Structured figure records
■ ■ ■
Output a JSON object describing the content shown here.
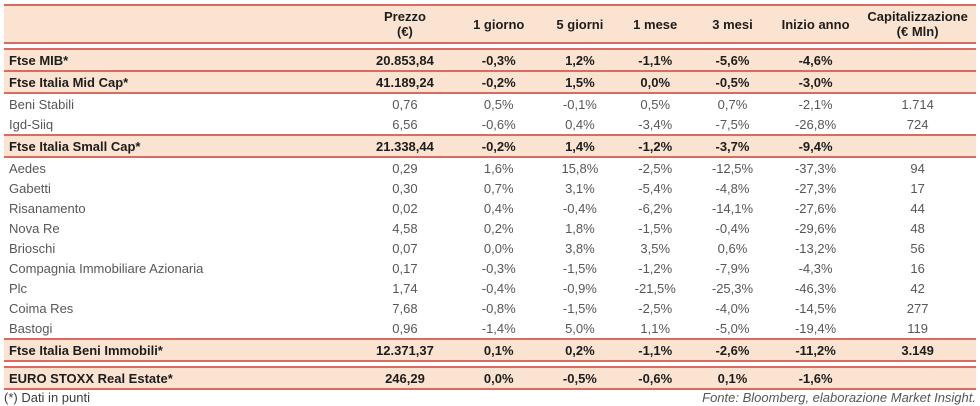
{
  "chart_data": {
    "type": "table",
    "title": "",
    "columns": [
      "",
      "Prezzo\n(€)",
      "1 giorno",
      "5 giorni",
      "1 mese",
      "3 mesi",
      "Inizio anno",
      "Capitalizzazione\n(€ Mln)"
    ],
    "rows": [
      {
        "name": "Ftse MIB*",
        "style": "index",
        "gap_before": false,
        "values": [
          "20.853,84",
          "-0,3%",
          "1,2%",
          "-1,1%",
          "-5,6%",
          "-4,6%",
          ""
        ]
      },
      {
        "name": "Ftse Italia Mid Cap*",
        "style": "index",
        "gap_before": false,
        "values": [
          "41.189,24",
          "-0,2%",
          "1,5%",
          "0,0%",
          "-0,5%",
          "-3,0%",
          ""
        ]
      },
      {
        "name": "Beni Stabili",
        "style": "stock",
        "gap_before": false,
        "values": [
          "0,76",
          "0,5%",
          "-0,1%",
          "0,5%",
          "0,7%",
          "-2,1%",
          "1.714"
        ]
      },
      {
        "name": "Igd-Siiq",
        "style": "stock",
        "gap_before": false,
        "values": [
          "6,56",
          "-0,6%",
          "0,4%",
          "-3,4%",
          "-7,5%",
          "-26,8%",
          "724"
        ]
      },
      {
        "name": "Ftse Italia Small Cap*",
        "style": "index",
        "gap_before": false,
        "values": [
          "21.338,44",
          "-0,2%",
          "1,4%",
          "-1,2%",
          "-3,7%",
          "-9,4%",
          ""
        ]
      },
      {
        "name": "Aedes",
        "style": "stock",
        "gap_before": false,
        "values": [
          "0,29",
          "1,6%",
          "15,8%",
          "-2,5%",
          "-12,5%",
          "-37,3%",
          "94"
        ]
      },
      {
        "name": "Gabetti",
        "style": "stock",
        "gap_before": false,
        "values": [
          "0,30",
          "0,7%",
          "3,1%",
          "-5,4%",
          "-4,8%",
          "-27,3%",
          "17"
        ]
      },
      {
        "name": "Risanamento",
        "style": "stock",
        "gap_before": false,
        "values": [
          "0,02",
          "0,4%",
          "-0,4%",
          "-6,2%",
          "-14,1%",
          "-27,6%",
          "44"
        ]
      },
      {
        "name": "Nova Re",
        "style": "stock",
        "gap_before": false,
        "values": [
          "4,58",
          "0,2%",
          "1,8%",
          "-1,5%",
          "-0,4%",
          "-29,6%",
          "48"
        ]
      },
      {
        "name": "Brioschi",
        "style": "stock",
        "gap_before": false,
        "values": [
          "0,07",
          "0,0%",
          "3,8%",
          "3,5%",
          "0,6%",
          "-13,2%",
          "56"
        ]
      },
      {
        "name": "Compagnia Immobiliare Azionaria",
        "style": "stock",
        "gap_before": false,
        "values": [
          "0,17",
          "-0,3%",
          "-1,5%",
          "-1,2%",
          "-7,9%",
          "-4,3%",
          "16"
        ]
      },
      {
        "name": "Plc",
        "style": "stock",
        "gap_before": false,
        "values": [
          "1,74",
          "-0,4%",
          "-0,9%",
          "-21,5%",
          "-25,3%",
          "-46,3%",
          "42"
        ]
      },
      {
        "name": "Coima Res",
        "style": "stock",
        "gap_before": false,
        "values": [
          "7,68",
          "-0,8%",
          "-1,5%",
          "-2,5%",
          "-4,0%",
          "-14,5%",
          "277"
        ]
      },
      {
        "name": "Bastogi",
        "style": "stock",
        "gap_before": false,
        "values": [
          "0,96",
          "-1,4%",
          "5,0%",
          "1,1%",
          "-5,0%",
          "-19,4%",
          "119"
        ]
      },
      {
        "name": "Ftse Italia Beni Immobili*",
        "style": "index",
        "gap_before": false,
        "values": [
          "12.371,37",
          "0,1%",
          "0,2%",
          "-1,1%",
          "-2,6%",
          "-11,2%",
          "3.149"
        ]
      },
      {
        "name": "EURO STOXX Real Estate*",
        "style": "index",
        "gap_before": true,
        "values": [
          "246,29",
          "0,0%",
          "-0,5%",
          "-0,6%",
          "0,1%",
          "-1,6%",
          ""
        ]
      }
    ]
  },
  "footer": {
    "note": "(*) Dati in punti",
    "source": "Fonte: Bloomberg, elaborazione Market Insight."
  },
  "colors": {
    "row_highlight": "#fbe3d2",
    "line": "#dd6a60",
    "index_text": "#1d1d1b",
    "stock_text": "#575756"
  }
}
■ ■ ■
* _THE PROBLEM_: Except for the pictures, copy the material above exactly.

* _ANSWER BELOW_:
Output a JSON object describing the content shown here.
{
  "chart_data": {
    "type": "table",
    "title": "",
    "columns": [
      "",
      "Prezzo\n(€)",
      "1 giorno",
      "5 giorni",
      "1 mese",
      "3 mesi",
      "Inizio anno",
      "Capitalizzazione\n(€ Mln)"
    ],
    "rows": [
      {
        "name": "Ftse MIB*",
        "style": "index",
        "gap_before": false,
        "values": [
          "20.853,84",
          "-0,3%",
          "1,2%",
          "-1,1%",
          "-5,6%",
          "-4,6%",
          ""
        ]
      },
      {
        "name": "Ftse Italia Mid Cap*",
        "style": "index",
        "gap_before": false,
        "values": [
          "41.189,24",
          "-0,2%",
          "1,5%",
          "0,0%",
          "-0,5%",
          "-3,0%",
          ""
        ]
      },
      {
        "name": "Beni Stabili",
        "style": "stock",
        "gap_before": false,
        "values": [
          "0,76",
          "0,5%",
          "-0,1%",
          "0,5%",
          "0,7%",
          "-2,1%",
          "1.714"
        ]
      },
      {
        "name": "Igd-Siiq",
        "style": "stock",
        "gap_before": false,
        "values": [
          "6,56",
          "-0,6%",
          "0,4%",
          "-3,4%",
          "-7,5%",
          "-26,8%",
          "724"
        ]
      },
      {
        "name": "Ftse Italia Small Cap*",
        "style": "index",
        "gap_before": false,
        "values": [
          "21.338,44",
          "-0,2%",
          "1,4%",
          "-1,2%",
          "-3,7%",
          "-9,4%",
          ""
        ]
      },
      {
        "name": "Aedes",
        "style": "stock",
        "gap_before": false,
        "values": [
          "0,29",
          "1,6%",
          "15,8%",
          "-2,5%",
          "-12,5%",
          "-37,3%",
          "94"
        ]
      },
      {
        "name": "Gabetti",
        "style": "stock",
        "gap_before": false,
        "values": [
          "0,30",
          "0,7%",
          "3,1%",
          "-5,4%",
          "-4,8%",
          "-27,3%",
          "17"
        ]
      },
      {
        "name": "Risanamento",
        "style": "stock",
        "gap_before": false,
        "values": [
          "0,02",
          "0,4%",
          "-0,4%",
          "-6,2%",
          "-14,1%",
          "-27,6%",
          "44"
        ]
      },
      {
        "name": "Nova Re",
        "style": "stock",
        "gap_before": false,
        "values": [
          "4,58",
          "0,2%",
          "1,8%",
          "-1,5%",
          "-0,4%",
          "-29,6%",
          "48"
        ]
      },
      {
        "name": "Brioschi",
        "style": "stock",
        "gap_before": false,
        "values": [
          "0,07",
          "0,0%",
          "3,8%",
          "3,5%",
          "0,6%",
          "-13,2%",
          "56"
        ]
      },
      {
        "name": "Compagnia Immobiliare Azionaria",
        "style": "stock",
        "gap_before": false,
        "values": [
          "0,17",
          "-0,3%",
          "-1,5%",
          "-1,2%",
          "-7,9%",
          "-4,3%",
          "16"
        ]
      },
      {
        "name": "Plc",
        "style": "stock",
        "gap_before": false,
        "values": [
          "1,74",
          "-0,4%",
          "-0,9%",
          "-21,5%",
          "-25,3%",
          "-46,3%",
          "42"
        ]
      },
      {
        "name": "Coima Res",
        "style": "stock",
        "gap_before": false,
        "values": [
          "7,68",
          "-0,8%",
          "-1,5%",
          "-2,5%",
          "-4,0%",
          "-14,5%",
          "277"
        ]
      },
      {
        "name": "Bastogi",
        "style": "stock",
        "gap_before": false,
        "values": [
          "0,96",
          "-1,4%",
          "5,0%",
          "1,1%",
          "-5,0%",
          "-19,4%",
          "119"
        ]
      },
      {
        "name": "Ftse Italia Beni Immobili*",
        "style": "index",
        "gap_before": false,
        "values": [
          "12.371,37",
          "0,1%",
          "0,2%",
          "-1,1%",
          "-2,6%",
          "-11,2%",
          "3.149"
        ]
      },
      {
        "name": "EURO STOXX Real Estate*",
        "style": "index",
        "gap_before": true,
        "values": [
          "246,29",
          "0,0%",
          "-0,5%",
          "-0,6%",
          "0,1%",
          "-1,6%",
          ""
        ]
      }
    ]
  },
  "footer": {
    "note": "(*) Dati in punti",
    "source": "Fonte: Bloomberg, elaborazione Market Insight."
  },
  "colors": {
    "row_highlight": "#fbe3d2",
    "line": "#dd6a60",
    "index_text": "#1d1d1b",
    "stock_text": "#575756"
  }
}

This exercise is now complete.